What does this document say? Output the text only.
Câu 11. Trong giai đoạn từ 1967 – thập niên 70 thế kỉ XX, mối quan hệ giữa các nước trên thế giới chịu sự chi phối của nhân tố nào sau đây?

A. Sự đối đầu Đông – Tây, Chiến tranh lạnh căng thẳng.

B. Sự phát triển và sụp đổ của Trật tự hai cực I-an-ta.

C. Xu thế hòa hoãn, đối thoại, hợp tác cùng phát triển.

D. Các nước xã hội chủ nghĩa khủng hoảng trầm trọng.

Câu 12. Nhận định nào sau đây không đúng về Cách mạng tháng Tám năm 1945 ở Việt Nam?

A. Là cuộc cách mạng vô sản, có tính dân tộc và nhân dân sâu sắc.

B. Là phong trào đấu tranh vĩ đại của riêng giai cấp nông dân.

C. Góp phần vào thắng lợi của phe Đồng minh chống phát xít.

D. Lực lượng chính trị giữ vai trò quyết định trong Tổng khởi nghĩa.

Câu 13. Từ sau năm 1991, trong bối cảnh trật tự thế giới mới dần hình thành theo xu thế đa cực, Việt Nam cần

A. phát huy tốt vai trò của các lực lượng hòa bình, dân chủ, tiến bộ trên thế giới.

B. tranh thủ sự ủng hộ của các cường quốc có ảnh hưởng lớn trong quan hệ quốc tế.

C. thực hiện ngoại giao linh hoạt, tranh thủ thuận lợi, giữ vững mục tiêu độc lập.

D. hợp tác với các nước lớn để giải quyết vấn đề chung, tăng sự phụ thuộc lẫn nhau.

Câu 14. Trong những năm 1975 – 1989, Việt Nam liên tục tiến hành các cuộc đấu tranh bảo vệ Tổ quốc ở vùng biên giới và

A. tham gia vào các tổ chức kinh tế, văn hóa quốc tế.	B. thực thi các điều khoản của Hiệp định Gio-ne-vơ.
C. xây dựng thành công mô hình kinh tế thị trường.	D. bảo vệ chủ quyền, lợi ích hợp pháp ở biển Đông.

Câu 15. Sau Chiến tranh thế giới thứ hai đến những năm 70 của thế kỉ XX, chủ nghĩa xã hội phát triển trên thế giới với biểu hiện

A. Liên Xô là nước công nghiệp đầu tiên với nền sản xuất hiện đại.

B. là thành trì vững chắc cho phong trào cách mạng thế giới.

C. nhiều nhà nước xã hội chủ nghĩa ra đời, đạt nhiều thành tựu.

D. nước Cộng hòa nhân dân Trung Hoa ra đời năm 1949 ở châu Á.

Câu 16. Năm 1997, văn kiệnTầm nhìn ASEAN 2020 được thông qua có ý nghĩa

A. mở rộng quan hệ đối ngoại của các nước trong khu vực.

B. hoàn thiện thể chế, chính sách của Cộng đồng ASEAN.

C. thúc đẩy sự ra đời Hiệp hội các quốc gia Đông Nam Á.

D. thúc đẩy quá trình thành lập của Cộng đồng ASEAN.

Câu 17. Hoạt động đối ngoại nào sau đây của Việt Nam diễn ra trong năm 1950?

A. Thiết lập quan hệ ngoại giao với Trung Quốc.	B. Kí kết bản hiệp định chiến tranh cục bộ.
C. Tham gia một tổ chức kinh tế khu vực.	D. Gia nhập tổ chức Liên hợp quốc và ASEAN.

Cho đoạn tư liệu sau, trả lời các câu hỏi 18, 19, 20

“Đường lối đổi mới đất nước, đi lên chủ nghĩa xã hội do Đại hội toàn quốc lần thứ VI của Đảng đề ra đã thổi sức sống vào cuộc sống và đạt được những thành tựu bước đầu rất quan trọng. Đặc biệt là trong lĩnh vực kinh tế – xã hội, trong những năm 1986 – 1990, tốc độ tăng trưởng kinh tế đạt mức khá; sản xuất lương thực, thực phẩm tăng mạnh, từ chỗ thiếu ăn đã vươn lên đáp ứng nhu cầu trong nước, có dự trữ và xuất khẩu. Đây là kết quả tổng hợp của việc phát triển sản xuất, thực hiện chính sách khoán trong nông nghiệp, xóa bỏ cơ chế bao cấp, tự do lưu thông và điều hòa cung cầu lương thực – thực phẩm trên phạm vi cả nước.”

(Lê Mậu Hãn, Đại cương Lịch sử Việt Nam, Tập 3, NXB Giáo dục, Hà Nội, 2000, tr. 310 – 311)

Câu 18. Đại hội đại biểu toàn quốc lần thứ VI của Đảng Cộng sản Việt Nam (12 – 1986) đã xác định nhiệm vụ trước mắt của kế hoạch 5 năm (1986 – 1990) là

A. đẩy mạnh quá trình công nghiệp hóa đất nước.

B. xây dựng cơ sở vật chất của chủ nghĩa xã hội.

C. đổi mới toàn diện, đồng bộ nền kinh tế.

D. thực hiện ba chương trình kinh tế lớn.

##########

Aim of the exercise.
Extract the complete data, matching each line exactly.

Solution to the exercise.
What does this document say? Output the text only.
Câu 11. Trong giai đoạn từ 1967 – thập niên 70 thế kỉ XX, mối quan hệ giữa các nước trên thế giới chịu sự chi phối của nhân tố nào sau đây?

A. Sự đối đầu Đông – Tây, Chiến tranh lạnh căng thẳng.

B. Sự phát triển và sụp đổ của Trật tự hai cực I-an-ta.

C. Xu thế hòa hoãn, đối thoại, hợp tác cùng phát triển.

D. Các nước xã hội chủ nghĩa khủng hoảng trầm trọng.

Câu 12. Nhận định nào sau đây không đúng về Cách mạng tháng Tám năm 1945 ở Việt Nam?

A. Là cuộc cách mạng vô sản, có tính dân tộc và nhân dân sâu sắc.

B. Là phong trào đấu tranh vĩ đại của riêng giai cấp nông dân.

C. Góp phần vào thắng lợi của phe Đồng minh chống phát xít.

D. Lực lượng chính trị giữ vai trò quyết định trong Tổng khởi nghĩa.

Câu 13. Từ sau năm 1991, trong bối cảnh trật tự thế giới mới dần hình thành theo xu thế đa cực, Việt Nam cần

A. phát huy tốt vai trò của các lực lượng hòa bình, dân chủ, tiến bộ trên thế giới.

B. tranh thủ sự ủng hộ của các cường quốc có ảnh hưởng lớn trong quan hệ quốc tế.

C. thực hiện ngoại giao linh hoạt, tranh thủ thuận lợi, giữ vững mục tiêu độc lập.

D. hợp tác với các nước lớn để giải quyết vấn đề chung, tăng sự phụ thuộc lẫn nhau.

Câu 14. Trong những năm 1975 – 1989, Việt Nam liên tục tiến hành các cuộc đấu tranh bảo vệ Tổ quốc ở vùng biên giới và

A. tham gia vào các tổ chức kinh tế, văn hóa quốc tế.	B. thực thi các điều khoản của Hiệp định Gio-ne-vơ.
C. xây dựng thành công mô hình kinh tế thị trường.	D. bảo vệ chủ quyền, lợi ích hợp pháp ở biển Đông.

Câu 15. Sau Chiến tranh thế giới thứ hai đến những năm 70 của thế kỉ XX, chủ nghĩa xã hội phát triển trên thế giới với biểu hiện

A. Liên Xô là nước công nghiệp đầu tiên với nền sản xuất hiện đại.

B. là thành trì vững chắc cho phong trào cách mạng thế giới.

C. nhiều nhà nước xã hội chủ nghĩa ra đời, đạt nhiều thành tựu.

D. nước Cộng hòa nhân dân Trung Hoa ra đời năm 1949 ở châu Á.

Câu 16. Năm 1997, văn kiệnTầm nhìn ASEAN 2020 được thông qua có ý nghĩa

A. mở rộng quan hệ đối ngoại của các nước trong khu vực.

B. hoàn thiện thể chế, chính sách của Cộng đồng ASEAN.

C. thúc đẩy sự ra đời Hiệp hội các quốc gia Đông Nam Á.

D. thúc đẩy quá trình thành lập của Cộng đồng ASEAN.

Câu 17. Hoạt động đối ngoại nào sau đây của Việt Nam diễn ra trong năm 1950?

A. Thiết lập quan hệ ngoại giao với Trung Quốc.	B. Kí kết bản hiệp định chiến tranh cục bộ.
C. Tham gia một tổ chức kinh tế khu vực.	D. Gia nhập tổ chức Liên hợp quốc và ASEAN.

Cho đoạn tư liệu sau, trả lời các câu hỏi 18, 19, 20

“Đường lối đổi mới đất nước, đi lên chủ nghĩa xã hội do Đại hội toàn quốc lần thứ VI của Đảng đề ra đã thổi sức sống vào cuộc sống và đạt được những thành tựu bước đầu rất quan trọng. Đặc biệt là trong lĩnh vực kinh tế – xã hội, trong những năm 1986 – 1990, tốc độ tăng trưởng kinh tế đạt mức khá; sản xuất lương thực, thực phẩm tăng mạnh, từ chỗ thiếu ăn đã vươn lên đáp ứng nhu cầu trong nước, có dự trữ và xuất khẩu. Đây là kết quả tổng hợp của việc phát triển sản xuất, thực hiện chính sách khoán trong nông nghiệp, xóa bỏ cơ chế bao cấp, tự do lưu thông và điều hòa cung cầu lương thực – thực phẩm trên phạm vi cả nước.”

(Lê Mậu Hãn, Đại cương Lịch sử Việt Nam, Tập 3, NXB Giáo dục, Hà Nội, 2000, tr. 310 – 311)

Câu 18. Đại hội đại biểu toàn quốc lần thứ VI của Đảng Cộng sản Việt Nam (12 – 1986) đã xác định nhiệm vụ trước mắt của kế hoạch 5 năm (1986 – 1990) là

A. đẩy mạnh quá trình công nghiệp hóa đất nước.

B. xây dựng cơ sở vật chất của chủ nghĩa xã hội.

C. đổi mới toàn diện, đồng bộ nền kinh tế.

D. thực hiện ba chương trình kinh tế lớn.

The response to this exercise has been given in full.